Direction — In the listing that follows, count each line containing the string "title" and report only the count.

(Chart and figure data)
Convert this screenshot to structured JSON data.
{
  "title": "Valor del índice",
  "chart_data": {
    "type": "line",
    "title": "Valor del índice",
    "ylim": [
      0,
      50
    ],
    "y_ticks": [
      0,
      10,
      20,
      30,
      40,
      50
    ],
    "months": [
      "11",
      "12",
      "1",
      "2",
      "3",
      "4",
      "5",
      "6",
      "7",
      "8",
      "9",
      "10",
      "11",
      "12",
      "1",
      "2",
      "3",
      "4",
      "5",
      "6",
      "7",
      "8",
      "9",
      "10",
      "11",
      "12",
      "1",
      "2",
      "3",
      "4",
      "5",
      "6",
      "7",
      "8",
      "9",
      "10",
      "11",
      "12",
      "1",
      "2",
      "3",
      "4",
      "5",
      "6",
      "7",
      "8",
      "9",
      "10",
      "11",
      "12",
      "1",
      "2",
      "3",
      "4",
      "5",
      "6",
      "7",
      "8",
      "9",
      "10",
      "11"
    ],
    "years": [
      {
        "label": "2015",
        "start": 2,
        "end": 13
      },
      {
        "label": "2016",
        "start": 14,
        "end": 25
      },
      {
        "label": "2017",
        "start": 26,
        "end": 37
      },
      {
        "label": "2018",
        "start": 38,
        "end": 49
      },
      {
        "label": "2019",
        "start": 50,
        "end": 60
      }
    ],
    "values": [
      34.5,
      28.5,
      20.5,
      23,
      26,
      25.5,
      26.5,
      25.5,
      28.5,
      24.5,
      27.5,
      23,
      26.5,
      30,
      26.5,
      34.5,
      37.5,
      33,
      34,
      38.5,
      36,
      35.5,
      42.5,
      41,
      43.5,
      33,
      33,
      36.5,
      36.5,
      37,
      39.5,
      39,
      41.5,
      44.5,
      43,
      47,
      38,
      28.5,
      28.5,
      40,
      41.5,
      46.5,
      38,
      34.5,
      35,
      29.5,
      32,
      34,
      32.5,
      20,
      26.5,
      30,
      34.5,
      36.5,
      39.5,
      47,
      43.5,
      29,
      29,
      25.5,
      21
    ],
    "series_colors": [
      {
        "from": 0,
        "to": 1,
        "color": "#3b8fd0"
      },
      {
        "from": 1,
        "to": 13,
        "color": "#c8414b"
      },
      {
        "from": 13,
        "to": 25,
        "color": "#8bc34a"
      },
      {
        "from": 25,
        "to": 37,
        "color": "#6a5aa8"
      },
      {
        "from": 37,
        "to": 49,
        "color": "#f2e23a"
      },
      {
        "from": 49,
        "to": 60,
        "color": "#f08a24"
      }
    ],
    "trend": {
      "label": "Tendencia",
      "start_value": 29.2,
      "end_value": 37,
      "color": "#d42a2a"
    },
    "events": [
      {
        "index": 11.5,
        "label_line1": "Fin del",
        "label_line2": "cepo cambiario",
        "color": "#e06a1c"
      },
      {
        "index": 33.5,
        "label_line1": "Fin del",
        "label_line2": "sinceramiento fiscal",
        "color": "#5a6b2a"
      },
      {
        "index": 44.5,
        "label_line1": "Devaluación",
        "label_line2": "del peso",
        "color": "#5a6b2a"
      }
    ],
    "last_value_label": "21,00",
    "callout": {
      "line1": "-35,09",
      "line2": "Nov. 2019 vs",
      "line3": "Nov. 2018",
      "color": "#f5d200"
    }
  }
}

* * *

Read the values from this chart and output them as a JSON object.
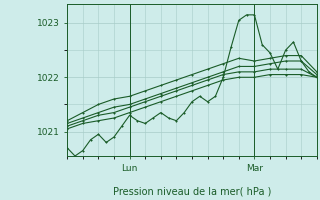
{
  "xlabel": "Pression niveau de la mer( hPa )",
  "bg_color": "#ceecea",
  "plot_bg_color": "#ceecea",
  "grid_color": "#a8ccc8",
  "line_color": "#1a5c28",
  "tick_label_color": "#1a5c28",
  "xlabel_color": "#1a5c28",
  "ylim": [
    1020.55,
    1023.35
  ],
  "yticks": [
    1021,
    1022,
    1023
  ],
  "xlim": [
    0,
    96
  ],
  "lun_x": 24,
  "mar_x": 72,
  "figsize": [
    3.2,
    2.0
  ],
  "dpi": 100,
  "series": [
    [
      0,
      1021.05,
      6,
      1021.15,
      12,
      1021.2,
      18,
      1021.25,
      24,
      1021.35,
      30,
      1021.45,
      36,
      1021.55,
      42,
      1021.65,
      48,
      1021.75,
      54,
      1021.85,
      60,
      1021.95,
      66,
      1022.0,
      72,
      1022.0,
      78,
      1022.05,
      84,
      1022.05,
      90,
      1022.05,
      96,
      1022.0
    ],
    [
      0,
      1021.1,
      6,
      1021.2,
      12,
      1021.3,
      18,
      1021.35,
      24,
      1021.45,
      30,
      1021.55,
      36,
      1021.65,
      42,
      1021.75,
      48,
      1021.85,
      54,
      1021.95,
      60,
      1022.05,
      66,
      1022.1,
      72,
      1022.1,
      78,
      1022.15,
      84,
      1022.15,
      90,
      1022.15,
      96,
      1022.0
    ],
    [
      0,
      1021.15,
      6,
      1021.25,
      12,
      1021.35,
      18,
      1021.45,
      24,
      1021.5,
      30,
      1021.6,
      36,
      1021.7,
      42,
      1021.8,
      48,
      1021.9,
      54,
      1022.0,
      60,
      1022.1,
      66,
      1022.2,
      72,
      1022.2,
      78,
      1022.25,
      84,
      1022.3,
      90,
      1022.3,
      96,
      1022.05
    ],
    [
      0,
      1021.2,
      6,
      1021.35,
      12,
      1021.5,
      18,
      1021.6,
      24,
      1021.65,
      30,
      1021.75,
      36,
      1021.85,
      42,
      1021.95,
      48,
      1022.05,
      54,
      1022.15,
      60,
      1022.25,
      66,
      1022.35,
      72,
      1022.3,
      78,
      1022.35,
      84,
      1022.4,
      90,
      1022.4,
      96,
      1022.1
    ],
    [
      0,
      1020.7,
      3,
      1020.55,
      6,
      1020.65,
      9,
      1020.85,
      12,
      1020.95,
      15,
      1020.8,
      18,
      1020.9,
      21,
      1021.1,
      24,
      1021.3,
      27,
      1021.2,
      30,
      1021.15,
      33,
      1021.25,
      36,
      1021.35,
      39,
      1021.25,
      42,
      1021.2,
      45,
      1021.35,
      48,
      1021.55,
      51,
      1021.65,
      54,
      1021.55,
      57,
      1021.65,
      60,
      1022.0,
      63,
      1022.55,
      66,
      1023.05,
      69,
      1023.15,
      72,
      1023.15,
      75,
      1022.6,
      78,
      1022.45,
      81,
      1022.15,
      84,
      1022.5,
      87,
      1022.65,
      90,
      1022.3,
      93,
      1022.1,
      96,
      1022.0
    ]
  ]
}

The completed task — 2